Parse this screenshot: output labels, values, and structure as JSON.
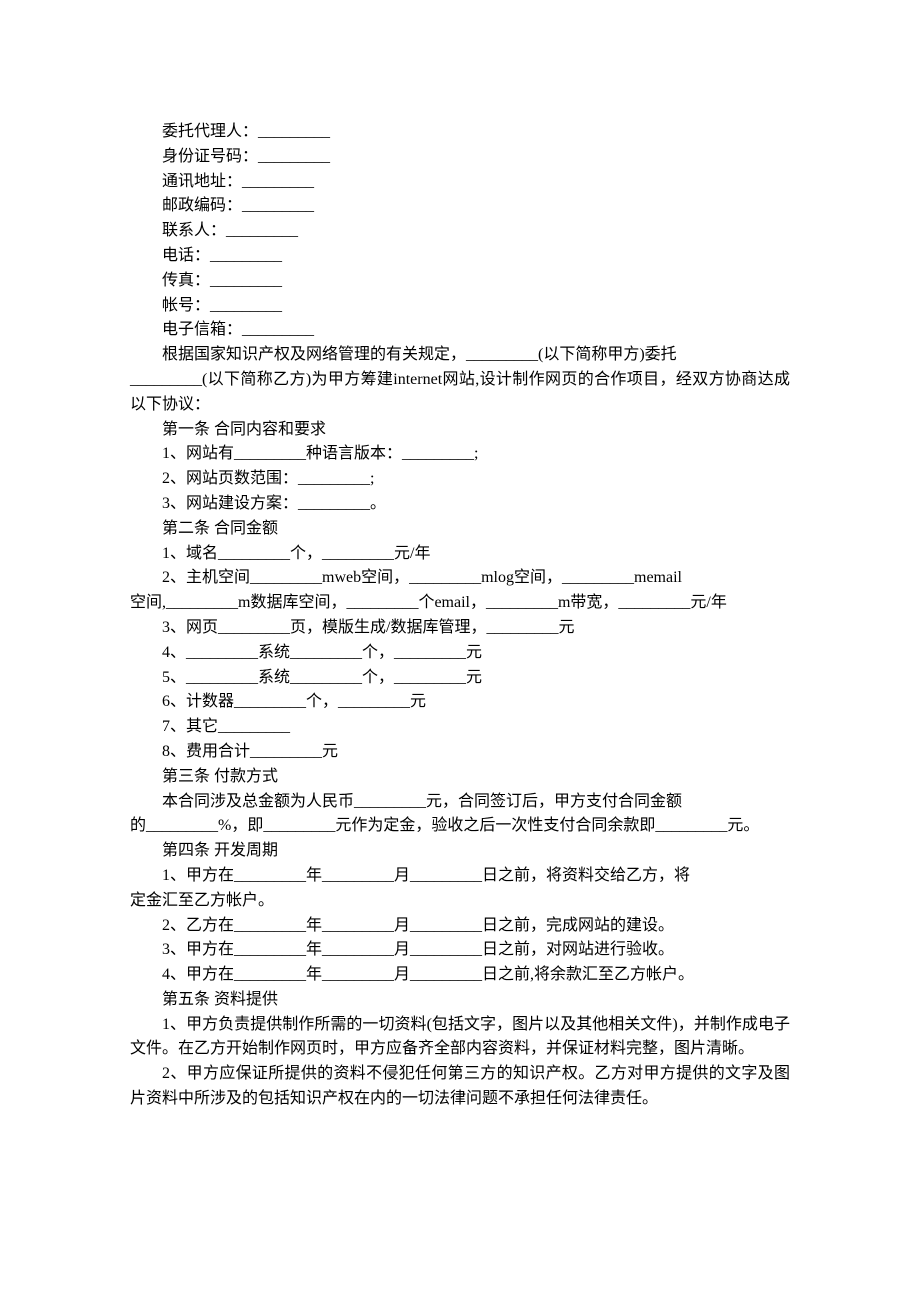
{
  "fields": {
    "f1": "委托代理人：_________",
    "f2": "身份证号码：_________",
    "f3": "通讯地址：_________",
    "f4": "邮政编码：_________",
    "f5": "联系人：_________",
    "f6": "电话：_________",
    "f7": "传真：_________",
    "f8": "帐号：_________",
    "f9": "电子信箱：_________"
  },
  "p1a": "根据国家知识产权及网络管理的有关规定，_________(以下简称甲方)委托",
  "p1b": "_________(以下简称乙方)为甲方筹建internet网站,设计制作网页的合作项目，经双方协商达成以下协议：",
  "s1": {
    "title": "第一条 合同内容和要求",
    "i1": "1、网站有_________种语言版本：_________;",
    "i2": "2、网站页数范围：_________;",
    "i3": "3、网站建设方案：_________。"
  },
  "s2": {
    "title": "第二条 合同金额",
    "i1": "1、域名_________个，_________元/年",
    "i2a": "2、主机空间_________mweb空间，_________mlog空间，_________memail",
    "i2b": "空间,_________m数据库空间，_________个email，_________m带宽，_________元/年",
    "i3": "3、网页_________页，模版生成/数据库管理，_________元",
    "i4": "4、_________系统_________个，_________元",
    "i5": "5、_________系统_________个，_________元",
    "i6": "6、计数器_________个，_________元",
    "i7": "7、其它_________",
    "i8": "8、费用合计_________元"
  },
  "s3": {
    "title": "第三条 付款方式",
    "p1a": "本合同涉及总金额为人民币_________元，合同签订后，甲方支付合同金额",
    "p1b": "的_________%，即_________元作为定金，验收之后一次性支付合同余款即_________元。"
  },
  "s4": {
    "title": "第四条 开发周期",
    "i1a": "1、甲方在_________年_________月_________日之前，将资料交给乙方，将",
    "i1b": "定金汇至乙方帐户。",
    "i2": "2、乙方在_________年_________月_________日之前，完成网站的建设。",
    "i3": "3、甲方在_________年_________月_________日之前，对网站进行验收。",
    "i4": "4、甲方在_________年_________月_________日之前,将余款汇至乙方帐户。"
  },
  "s5": {
    "title": "第五条 资料提供",
    "p1": "1、甲方负责提供制作所需的一切资料(包括文字，图片以及其他相关文件)，并制作成电子文件。在乙方开始制作网页时，甲方应备齐全部内容资料，并保证材料完整，图片清晰。",
    "p2": "2、甲方应保证所提供的资料不侵犯任何第三方的知识产权。乙方对甲方提供的文字及图片资料中所涉及的包括知识产权在内的一切法律问题不承担任何法律责任。"
  }
}
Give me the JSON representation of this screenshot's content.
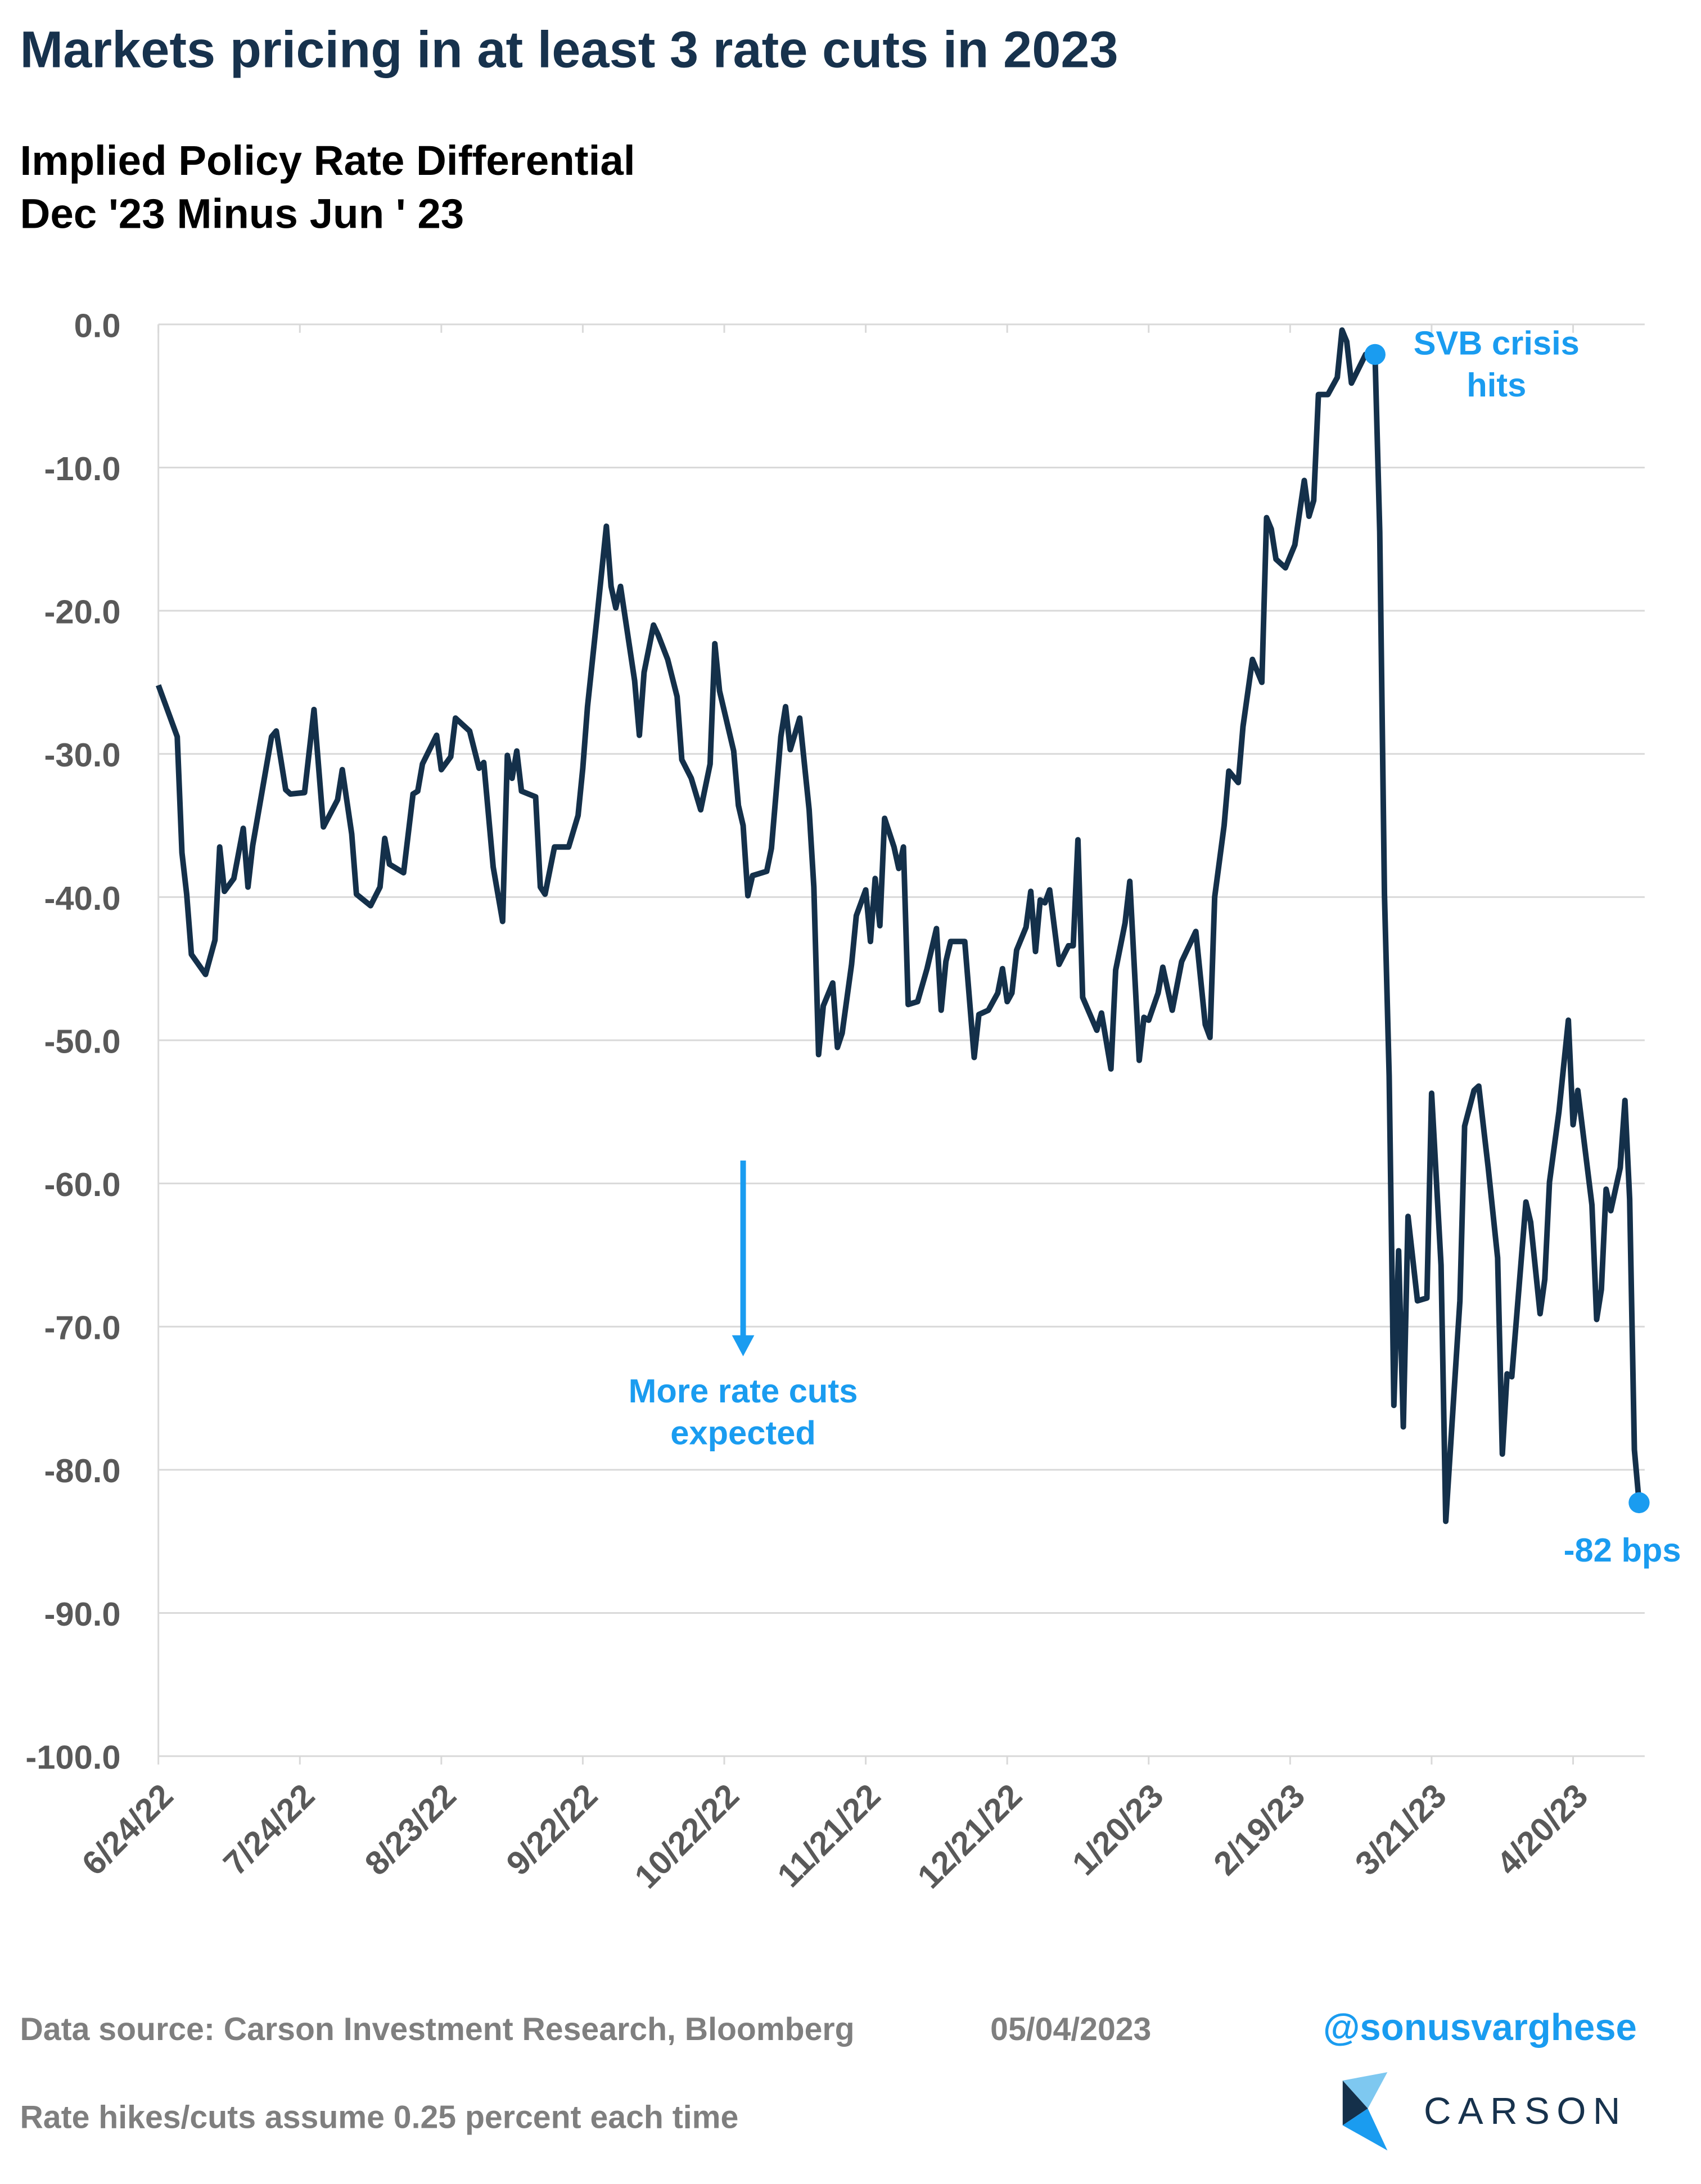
- - - - - - -
**Work to do:**
Pictures in the records must not appear in the copy; transcribe everything else precisely.

**Answer to the exercise:**
Parse this screenshot: output labels, values, and structure as JSON.
{
  "fields": {
    "f1": "委托代理人：_________",
    "f2": "身份证号码：_________",
    "f3": "通讯地址：_________",
    "f4": "邮政编码：_________",
    "f5": "联系人：_________",
    "f6": "电话：_________",
    "f7": "传真：_________",
    "f8": "帐号：_________",
    "f9": "电子信箱：_________"
  },
  "p1a": "根据国家知识产权及网络管理的有关规定，_________(以下简称甲方)委托",
  "p1b": "_________(以下简称乙方)为甲方筹建internet网站,设计制作网页的合作项目，经双方协商达成以下协议：",
  "s1": {
    "title": "第一条 合同内容和要求",
    "i1": "1、网站有_________种语言版本：_________;",
    "i2": "2、网站页数范围：_________;",
    "i3": "3、网站建设方案：_________。"
  },
  "s2": {
    "title": "第二条 合同金额",
    "i1": "1、域名_________个，_________元/年",
    "i2a": "2、主机空间_________mweb空间，_________mlog空间，_________memail",
    "i2b": "空间,_________m数据库空间，_________个email，_________m带宽，_________元/年",
    "i3": "3、网页_________页，模版生成/数据库管理，_________元",
    "i4": "4、_________系统_________个，_________元",
    "i5": "5、_________系统_________个，_________元",
    "i6": "6、计数器_________个，_________元",
    "i7": "7、其它_________",
    "i8": "8、费用合计_________元"
  },
  "s3": {
    "title": "第三条 付款方式",
    "p1a": "本合同涉及总金额为人民币_________元，合同签订后，甲方支付合同金额",
    "p1b": "的_________%，即_________元作为定金，验收之后一次性支付合同余款即_________元。"
  },
  "s4": {
    "title": "第四条 开发周期",
    "i1a": "1、甲方在_________年_________月_________日之前，将资料交给乙方，将",
    "i1b": "定金汇至乙方帐户。",
    "i2": "2、乙方在_________年_________月_________日之前，完成网站的建设。",
    "i3": "3、甲方在_________年_________月_________日之前，对网站进行验收。",
    "i4": "4、甲方在_________年_________月_________日之前,将余款汇至乙方帐户。"
  },
  "s5": {
    "title": "第五条 资料提供",
    "p1": "1、甲方负责提供制作所需的一切资料(包括文字，图片以及其他相关文件)，并制作成电子文件。在乙方开始制作网页时，甲方应备齐全部内容资料，并保证材料完整，图片清晰。",
    "p2": "2、甲方应保证所提供的资料不侵犯任何第三方的知识产权。乙方对甲方提供的文字及图片资料中所涉及的包括知识产权在内的一切法律问题不承担任何法律责任。"
  }
}
Give me the JSON representation of this screenshot's content.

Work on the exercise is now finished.